_Goal of the exercise_
Below are some records; reproduce every one of them exactly.

_Exercise materials_
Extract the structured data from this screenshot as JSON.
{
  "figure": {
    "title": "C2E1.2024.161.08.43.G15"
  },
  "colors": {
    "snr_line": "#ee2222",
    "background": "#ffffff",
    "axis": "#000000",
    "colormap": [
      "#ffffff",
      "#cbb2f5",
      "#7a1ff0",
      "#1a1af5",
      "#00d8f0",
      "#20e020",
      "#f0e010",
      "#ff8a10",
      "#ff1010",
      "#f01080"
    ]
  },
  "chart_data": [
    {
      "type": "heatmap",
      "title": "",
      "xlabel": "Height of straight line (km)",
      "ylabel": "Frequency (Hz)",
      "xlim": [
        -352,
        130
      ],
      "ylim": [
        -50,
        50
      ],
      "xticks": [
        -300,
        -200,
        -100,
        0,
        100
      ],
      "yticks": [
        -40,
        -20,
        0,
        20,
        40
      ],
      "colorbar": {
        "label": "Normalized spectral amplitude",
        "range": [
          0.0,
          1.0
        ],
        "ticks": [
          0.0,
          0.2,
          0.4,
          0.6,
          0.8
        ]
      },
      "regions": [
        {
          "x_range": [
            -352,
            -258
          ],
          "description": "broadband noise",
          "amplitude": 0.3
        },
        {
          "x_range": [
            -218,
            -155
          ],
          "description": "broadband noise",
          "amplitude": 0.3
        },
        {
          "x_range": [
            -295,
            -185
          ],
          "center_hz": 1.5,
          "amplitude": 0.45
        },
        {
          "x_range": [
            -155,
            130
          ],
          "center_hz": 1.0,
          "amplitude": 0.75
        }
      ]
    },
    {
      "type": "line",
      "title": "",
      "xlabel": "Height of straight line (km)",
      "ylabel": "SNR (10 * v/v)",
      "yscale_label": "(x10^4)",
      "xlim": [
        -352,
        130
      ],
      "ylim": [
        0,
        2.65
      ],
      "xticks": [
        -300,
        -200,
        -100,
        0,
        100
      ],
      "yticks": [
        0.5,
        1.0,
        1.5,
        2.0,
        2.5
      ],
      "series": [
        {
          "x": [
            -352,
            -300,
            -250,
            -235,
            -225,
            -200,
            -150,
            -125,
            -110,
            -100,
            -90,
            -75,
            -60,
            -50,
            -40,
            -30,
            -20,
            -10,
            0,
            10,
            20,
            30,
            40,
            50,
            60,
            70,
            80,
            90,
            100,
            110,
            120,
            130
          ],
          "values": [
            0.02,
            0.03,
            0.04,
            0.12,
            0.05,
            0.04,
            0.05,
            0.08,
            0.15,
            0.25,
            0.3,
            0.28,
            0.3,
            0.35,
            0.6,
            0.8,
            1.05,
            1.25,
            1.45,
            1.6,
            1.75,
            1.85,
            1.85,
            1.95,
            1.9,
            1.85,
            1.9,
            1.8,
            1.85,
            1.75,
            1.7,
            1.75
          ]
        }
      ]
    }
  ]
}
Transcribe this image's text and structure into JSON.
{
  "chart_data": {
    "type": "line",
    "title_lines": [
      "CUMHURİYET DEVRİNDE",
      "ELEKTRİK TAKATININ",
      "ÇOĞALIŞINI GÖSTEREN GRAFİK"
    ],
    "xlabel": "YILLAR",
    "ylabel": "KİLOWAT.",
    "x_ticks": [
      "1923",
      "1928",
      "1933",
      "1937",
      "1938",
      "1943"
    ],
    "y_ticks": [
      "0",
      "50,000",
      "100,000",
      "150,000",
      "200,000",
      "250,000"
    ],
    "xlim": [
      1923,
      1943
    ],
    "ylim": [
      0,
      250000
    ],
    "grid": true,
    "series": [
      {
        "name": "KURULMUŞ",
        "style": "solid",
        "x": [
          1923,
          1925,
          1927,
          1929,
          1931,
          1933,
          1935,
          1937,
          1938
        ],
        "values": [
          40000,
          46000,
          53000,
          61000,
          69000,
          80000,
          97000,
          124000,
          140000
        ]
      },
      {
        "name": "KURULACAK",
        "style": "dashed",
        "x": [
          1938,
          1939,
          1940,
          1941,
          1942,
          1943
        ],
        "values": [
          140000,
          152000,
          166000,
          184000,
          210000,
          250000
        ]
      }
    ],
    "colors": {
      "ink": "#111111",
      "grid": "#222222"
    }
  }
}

_Task response_
Extract the structured data from this screenshot as JSON.
{
  "figure": {
    "title": "C2E1.2024.161.08.43.G15"
  },
  "colors": {
    "snr_line": "#ee2222",
    "background": "#ffffff",
    "axis": "#000000",
    "colormap": [
      "#ffffff",
      "#cbb2f5",
      "#7a1ff0",
      "#1a1af5",
      "#00d8f0",
      "#20e020",
      "#f0e010",
      "#ff8a10",
      "#ff1010",
      "#f01080"
    ]
  },
  "chart_data": [
    {
      "type": "heatmap",
      "title": "",
      "xlabel": "Height of straight line (km)",
      "ylabel": "Frequency (Hz)",
      "xlim": [
        -352,
        130
      ],
      "ylim": [
        -50,
        50
      ],
      "xticks": [
        -300,
        -200,
        -100,
        0,
        100
      ],
      "yticks": [
        -40,
        -20,
        0,
        20,
        40
      ],
      "colorbar": {
        "label": "Normalized spectral amplitude",
        "range": [
          0.0,
          1.0
        ],
        "ticks": [
          0.0,
          0.2,
          0.4,
          0.6,
          0.8
        ]
      },
      "regions": [
        {
          "x_range": [
            -352,
            -258
          ],
          "description": "broadband noise",
          "amplitude": 0.3
        },
        {
          "x_range": [
            -218,
            -155
          ],
          "description": "broadband noise",
          "amplitude": 0.3
        },
        {
          "x_range": [
            -295,
            -185
          ],
          "center_hz": 1.5,
          "amplitude": 0.45
        },
        {
          "x_range": [
            -155,
            130
          ],
          "center_hz": 1.0,
          "amplitude": 0.75
        }
      ]
    },
    {
      "type": "line",
      "title": "",
      "xlabel": "Height of straight line (km)",
      "ylabel": "SNR (10 * v/v)",
      "yscale_label": "(x10^4)",
      "xlim": [
        -352,
        130
      ],
      "ylim": [
        0,
        2.65
      ],
      "xticks": [
        -300,
        -200,
        -100,
        0,
        100
      ],
      "yticks": [
        0.5,
        1.0,
        1.5,
        2.0,
        2.5
      ],
      "series": [
        {
          "x": [
            -352,
            -300,
            -250,
            -235,
            -225,
            -200,
            -150,
            -125,
            -110,
            -100,
            -90,
            -75,
            -60,
            -50,
            -40,
            -30,
            -20,
            -10,
            0,
            10,
            20,
            30,
            40,
            50,
            60,
            70,
            80,
            90,
            100,
            110,
            120,
            130
          ],
          "values": [
            0.02,
            0.03,
            0.04,
            0.12,
            0.05,
            0.04,
            0.05,
            0.08,
            0.15,
            0.25,
            0.3,
            0.28,
            0.3,
            0.35,
            0.6,
            0.8,
            1.05,
            1.25,
            1.45,
            1.6,
            1.75,
            1.85,
            1.85,
            1.95,
            1.9,
            1.85,
            1.9,
            1.8,
            1.85,
            1.75,
            1.7,
            1.75
          ]
        }
      ]
    }
  ]
}
Transcribe this image's text and structure into JSON.
{
  "chart_data": {
    "type": "line",
    "title_lines": [
      "CUMHURİYET DEVRİNDE",
      "ELEKTRİK TAKATININ",
      "ÇOĞALIŞINI GÖSTEREN GRAFİK"
    ],
    "xlabel": "YILLAR",
    "ylabel": "KİLOWAT.",
    "x_ticks": [
      "1923",
      "1928",
      "1933",
      "1937",
      "1938",
      "1943"
    ],
    "y_ticks": [
      "0",
      "50,000",
      "100,000",
      "150,000",
      "200,000",
      "250,000"
    ],
    "xlim": [
      1923,
      1943
    ],
    "ylim": [
      0,
      250000
    ],
    "grid": true,
    "series": [
      {
        "name": "KURULMUŞ",
        "style": "solid",
        "x": [
          1923,
          1925,
          1927,
          1929,
          1931,
          1933,
          1935,
          1937,
          1938
        ],
        "values": [
          40000,
          46000,
          53000,
          61000,
          69000,
          80000,
          97000,
          124000,
          140000
        ]
      },
      {
        "name": "KURULACAK",
        "style": "dashed",
        "x": [
          1938,
          1939,
          1940,
          1941,
          1942,
          1943
        ],
        "values": [
          140000,
          152000,
          166000,
          184000,
          210000,
          250000
        ]
      }
    ],
    "colors": {
      "ink": "#111111",
      "grid": "#222222"
    }
  }
}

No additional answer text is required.